- [Stated task]:
Repeat the lines below exactly as they appear, but leave out the images.

------------------------------------------------

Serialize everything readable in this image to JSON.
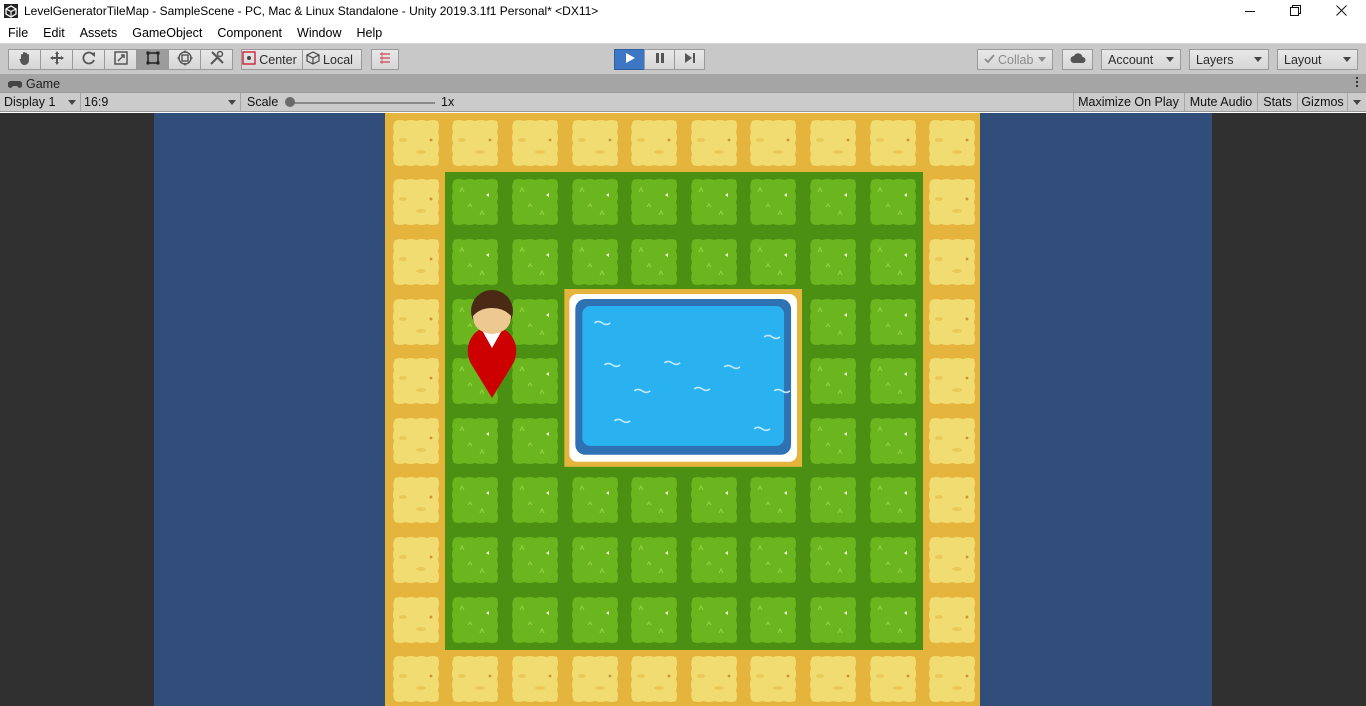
{
  "window": {
    "title": "LevelGeneratorTileMap - SampleScene - PC, Mac & Linux Standalone - Unity 2019.3.1f1 Personal* <DX11>",
    "controls": [
      "minimize-icon",
      "restore-icon",
      "close-icon"
    ]
  },
  "menu": {
    "items": [
      {
        "label": "File"
      },
      {
        "label": "Edit"
      },
      {
        "label": "Assets"
      },
      {
        "label": "GameObject"
      },
      {
        "label": "Component"
      },
      {
        "label": "Window"
      },
      {
        "label": "Help"
      }
    ]
  },
  "toolbar": {
    "tools": [
      "hand-icon",
      "move-icon",
      "rotate-icon",
      "scale-icon",
      "rect-tool-icon",
      "transform-icon",
      "custom-tool-icon"
    ],
    "active_tool": "rect-tool-icon",
    "pivot_label": "Center",
    "space_label": "Local",
    "play_controls": [
      "play-icon",
      "pause-icon",
      "step-icon"
    ],
    "playing": true,
    "collab_label": "Collab",
    "account_label": "Account",
    "layers_label": "Layers",
    "layout_label": "Layout"
  },
  "game_view": {
    "tab_label": "Game",
    "display_label": "Display 1",
    "aspect_label": "16:9",
    "scale_label": "Scale",
    "scale_value": "1x",
    "scale_slider_fraction": 0.0,
    "maximize_on_play_label": "Maximize On Play",
    "mute_audio_label": "Mute Audio",
    "stats_label": "Stats",
    "gizmos_label": "Gizmos",
    "maximize_on_play": false,
    "mute_audio": false,
    "stats": false,
    "gizmos": false
  },
  "scene": {
    "colors": {
      "editor_bg": "#303030",
      "camera_bg": "#314d79",
      "sand": "#f1dc72",
      "sand_border": "#e4b43c",
      "grass": "#6bb51f",
      "grass_border": "#4b8f13",
      "water": "#29b2ef",
      "water_deep": "#2f72b4",
      "player_body": "#cc0000",
      "player_hair": "#4a2a14",
      "player_skin": "#edc890"
    },
    "grid": {
      "cols": 10,
      "rows": 10
    },
    "player": {
      "col": 1,
      "row": 3
    }
  }
}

------------------------------------------------

- [Task result]:
Serialize everything readable in this image to JSON.
{
  "window": {
    "title": "LevelGeneratorTileMap - SampleScene - PC, Mac & Linux Standalone - Unity 2019.3.1f1 Personal* <DX11>",
    "controls": [
      "minimize-icon",
      "restore-icon",
      "close-icon"
    ]
  },
  "menu": {
    "items": [
      {
        "label": "File"
      },
      {
        "label": "Edit"
      },
      {
        "label": "Assets"
      },
      {
        "label": "GameObject"
      },
      {
        "label": "Component"
      },
      {
        "label": "Window"
      },
      {
        "label": "Help"
      }
    ]
  },
  "toolbar": {
    "tools": [
      "hand-icon",
      "move-icon",
      "rotate-icon",
      "scale-icon",
      "rect-tool-icon",
      "transform-icon",
      "custom-tool-icon"
    ],
    "active_tool": "rect-tool-icon",
    "pivot_label": "Center",
    "space_label": "Local",
    "play_controls": [
      "play-icon",
      "pause-icon",
      "step-icon"
    ],
    "playing": true,
    "collab_label": "Collab",
    "account_label": "Account",
    "layers_label": "Layers",
    "layout_label": "Layout"
  },
  "game_view": {
    "tab_label": "Game",
    "display_label": "Display 1",
    "aspect_label": "16:9",
    "scale_label": "Scale",
    "scale_value": "1x",
    "scale_slider_fraction": 0.0,
    "maximize_on_play_label": "Maximize On Play",
    "mute_audio_label": "Mute Audio",
    "stats_label": "Stats",
    "gizmos_label": "Gizmos",
    "maximize_on_play": false,
    "mute_audio": false,
    "stats": false,
    "gizmos": false
  },
  "scene": {
    "colors": {
      "editor_bg": "#303030",
      "camera_bg": "#314d79",
      "sand": "#f1dc72",
      "sand_border": "#e4b43c",
      "grass": "#6bb51f",
      "grass_border": "#4b8f13",
      "water": "#29b2ef",
      "water_deep": "#2f72b4",
      "player_body": "#cc0000",
      "player_hair": "#4a2a14",
      "player_skin": "#edc890"
    },
    "grid": {
      "cols": 10,
      "rows": 10
    },
    "player": {
      "col": 1,
      "row": 3
    }
  }
}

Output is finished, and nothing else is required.